What is asked
Will you transcribe all the entries word for word, skipping the pictures they hold?

[start Information supplied]

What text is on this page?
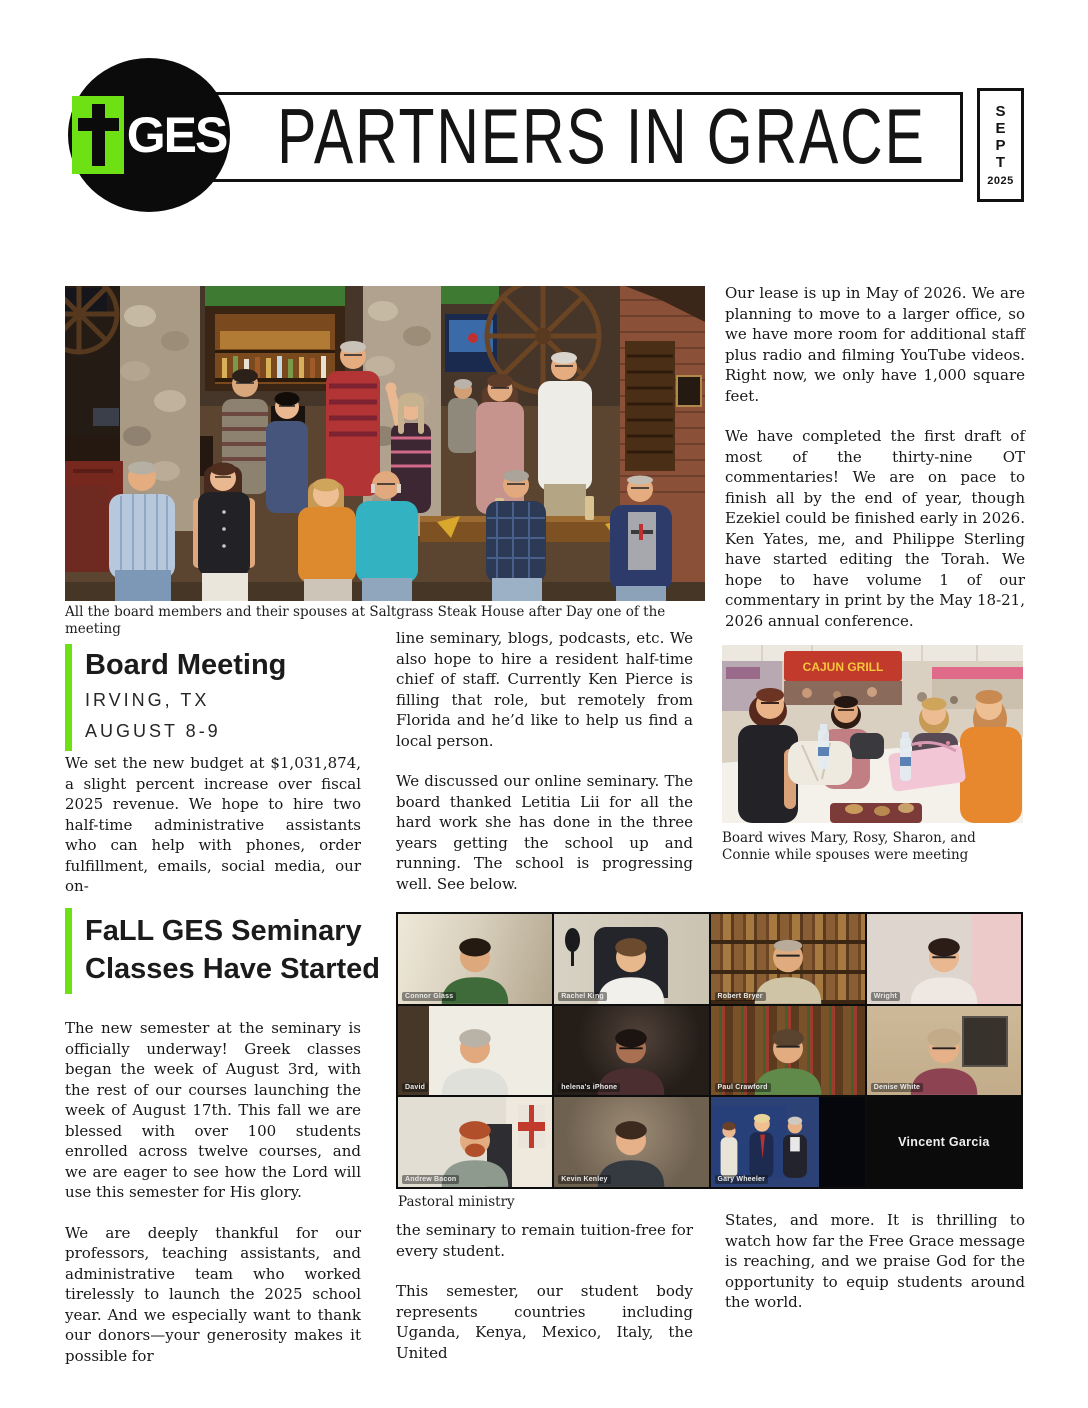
PARTNERS IN GRACE
GES	S
E
P
T
2025
All the board members and their spouses at Saltgrass Steak House after Day one of the meeting

Our lease is up in May of 2026. We are planning to move to a larger office, so we have more room for additional staff plus radio and filming YouTube videos. Right now, we only have 1,000 square feet.

We have completed the first draft of most of the thirty-nine OT commentaries! We are on pace to finish all by the end of year, though Ezekiel could be finished early in 2026. Ken Yates, me, and Philippe Sterling have started editing the Torah. We hope to have volume 1 of our commentary in print by the May 18-21, 2026 annual conference.

Board Meeting
IRVING, TX
AUGUST 8-9

We set the new budget at $1,031,874, a slight percent increase over fiscal 2025 revenue. We hope to hire two half-time administrative assistants who can help with phones, order fulfillment, emails, social media, our on-

line seminary, blogs, podcasts, etc. We also hope to hire a resident half-time chief of staff. Currently Ken Pierce is filling that role, but remotely from Florida and he’d like to help us find a local person.

We discussed our online seminary. The board thanked Letitia Lii for all the hard work she has done in the three years getting the school up and running. The school is progressing well. See below.

CAJUN GRILL
Board wives Mary, Rosy, Sharon, and Connie while spouses were meeting
FaLL GES Seminary
Classes Have Started

The new semester at the seminary is officially underway! Greek classes began the week of August 3rd, with the rest of our courses launching the week of August 17th. This fall we are blessed with over 100 students enrolled across twelve courses, and we are eager to see how the Lord will use this semester for His glory.

We are deeply thankful for our professors, teaching assistants, and administrative team who worked tirelessly to launch the 2025 school year. And we especially want to thank our donors—your generosity makes it possible for

Connor Glass	Rachel King	Robert Bryer	Wright
David	helena's iPhone	Paul Crawford	Denise White
Andrew Bacon	Kevin Kenley	Gary Wheeler
Vincent Garcia
Pastoral ministry

the seminary to remain tuition-free for every student.

This semester, our student body represents countries including Uganda, Kenya, Mexico, Italy, the United

States, and more. It is thrilling to watch how far the Free Grace message is reaching, and we praise God for the opportunity to equip students around the world.
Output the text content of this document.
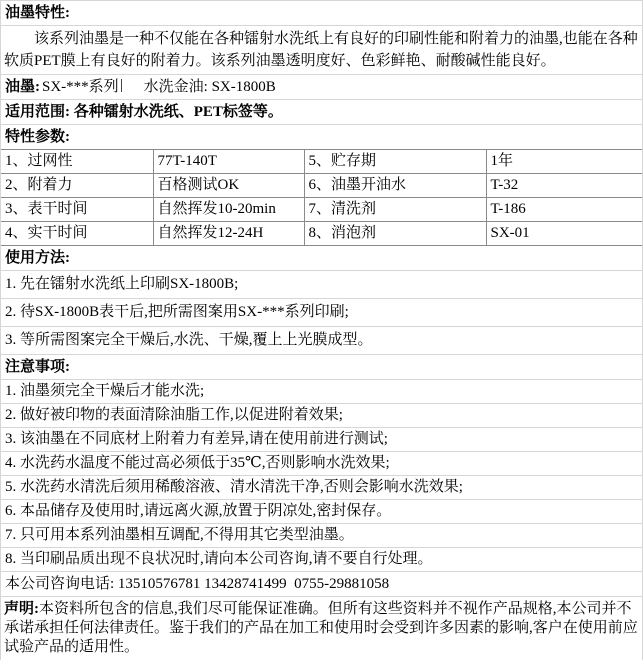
油墨特性:

该系列油墨是一种不仅能在各种镭射水洗纸上有良好的印刷性能和附着力的油墨,也能在各种软质PET膜上有良好的附着力。该系列油墨透明度好、色彩鲜艳、耐酸碱性能良好。

油墨: SX-***系列 水洗金油: SX-1800B
适用范围: 各种镭射水洗纸、PET标签等。
特性参数:
1、过网性	77T-140T	5、贮存期	1年
2、附着力	百格测试OK	6、油墨开油水	T-32
3、表干时间	自然挥发10-20min	7、清洗剂	T-186
4、实干时间	自然挥发12-24H	8、消泡剂	SX-01
使用方法:
1. 先在镭射水洗纸上印刷SX-1800B;
2. 待SX-1800B表干后,把所需图案用SX-***系列印刷;
3. 等所需图案完全干燥后,水洗、干燥,覆上上光膜成型。
注意事项:
1. 油墨须完全干燥后才能水洗;
2. 做好被印物的表面清除油脂工作,以促进附着效果;
3. 该油墨在不同底材上附着力有差异,请在使用前进行测试;
4. 水洗药水温度不能过高必须低于35℃,否则影响水洗效果;
5. 水洗药水清洗后须用稀酸溶液、清水清洗干净,否则会影响水洗效果;
6. 本品储存及使用时,请远离火源,放置于阴凉处,密封保存。
7. 只可用本系列油墨相互调配,不得用其它类型油墨。
8. 当印刷品质出现不良状况时,请向本公司咨询,请不要自行处理。
本公司咨询电话: 13510576781 13428741499  0755-29881058

声明:本资料所包含的信息,我们尽可能保证准确。但所有这些资料并不视作产品规格,本公司并不承诺承担任何法律责任。鉴于我们的产品在加工和使用时会受到许多因素的影响,客户在使用前应试验产品的适用性。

[end Information supplied]

Written solution
What text is on this page?
PARTNERS IN GRACE
GES	S
E
P
T
2025
All the board members and their spouses at Saltgrass Steak House after Day one of the meeting

Our lease is up in May of 2026. We are planning to move to a larger office, so we have more room for additional staff plus radio and filming YouTube videos. Right now, we only have 1,000 square feet.

We have completed the first draft of most of the thirty-nine OT commentaries! We are on pace to finish all by the end of year, though Ezekiel could be finished early in 2026. Ken Yates, me, and Philippe Sterling have started editing the Torah. We hope to have volume 1 of our commentary in print by the May 18-21, 2026 annual conference.

Board Meeting
IRVING, TX
AUGUST 8-9

We set the new budget at $1,031,874, a slight percent increase over fiscal 2025 revenue. We hope to hire two half-time administrative assistants who can help with phones, order fulfillment, emails, social media, our on-

line seminary, blogs, podcasts, etc. We also hope to hire a resident half-time chief of staff. Currently Ken Pierce is filling that role, but remotely from Florida and he’d like to help us find a local person.

We discussed our online seminary. The board thanked Letitia Lii for all the hard work she has done in the three years getting the school up and running. The school is progressing well. See below.

CAJUN GRILL
Board wives Mary, Rosy, Sharon, and Connie while spouses were meeting
FaLL GES Seminary
Classes Have Started

The new semester at the seminary is officially underway! Greek classes began the week of August 3rd, with the rest of our courses launching the week of August 17th. This fall we are blessed with over 100 students enrolled across twelve courses, and we are eager to see how the Lord will use this semester for His glory.

We are deeply thankful for our professors, teaching assistants, and administrative team who worked tirelessly to launch the 2025 school year. And we especially want to thank our donors—your generosity makes it possible for

Connor Glass	Rachel King	Robert Bryer	Wright
David	helena's iPhone	Paul Crawford	Denise White
Andrew Bacon	Kevin Kenley	Gary Wheeler
Vincent Garcia
Pastoral ministry

the seminary to remain tuition-free for every student.

This semester, our student body represents countries including Uganda, Kenya, Mexico, Italy, the United

States, and more. It is thrilling to watch how far the Free Grace message is reaching, and we praise God for the opportunity to equip students around the world.
Output the text content of this document.
油墨特性:

该系列油墨是一种不仅能在各种镭射水洗纸上有良好的印刷性能和附着力的油墨,也能在各种软质PET膜上有良好的附着力。该系列油墨透明度好、色彩鲜艳、耐酸碱性能良好。

油墨: SX-***系列 水洗金油: SX-1800B
适用范围: 各种镭射水洗纸、PET标签等。
特性参数:
1、过网性	77T-140T	5、贮存期	1年
2、附着力	百格测试OK	6、油墨开油水	T-32
3、表干时间	自然挥发10-20min	7、清洗剂	T-186
4、实干时间	自然挥发12-24H	8、消泡剂	SX-01
使用方法:
1. 先在镭射水洗纸上印刷SX-1800B;
2. 待SX-1800B表干后,把所需图案用SX-***系列印刷;
3. 等所需图案完全干燥后,水洗、干燥,覆上上光膜成型。
注意事项:
1. 油墨须完全干燥后才能水洗;
2. 做好被印物的表面清除油脂工作,以促进附着效果;
3. 该油墨在不同底材上附着力有差异,请在使用前进行测试;
4. 水洗药水温度不能过高必须低于35℃,否则影响水洗效果;
5. 水洗药水清洗后须用稀酸溶液、清水清洗干净,否则会影响水洗效果;
6. 本品储存及使用时,请远离火源,放置于阴凉处,密封保存。
7. 只可用本系列油墨相互调配,不得用其它类型油墨。
8. 当印刷品质出现不良状况时,请向本公司咨询,请不要自行处理。
本公司咨询电话: 13510576781 13428741499  0755-29881058

声明:本资料所包含的信息,我们尽可能保证准确。但所有这些资料并不视作产品规格,本公司并不承诺承担任何法律责任。鉴于我们的产品在加工和使用时会受到许多因素的影响,客户在使用前应试验产品的适用性。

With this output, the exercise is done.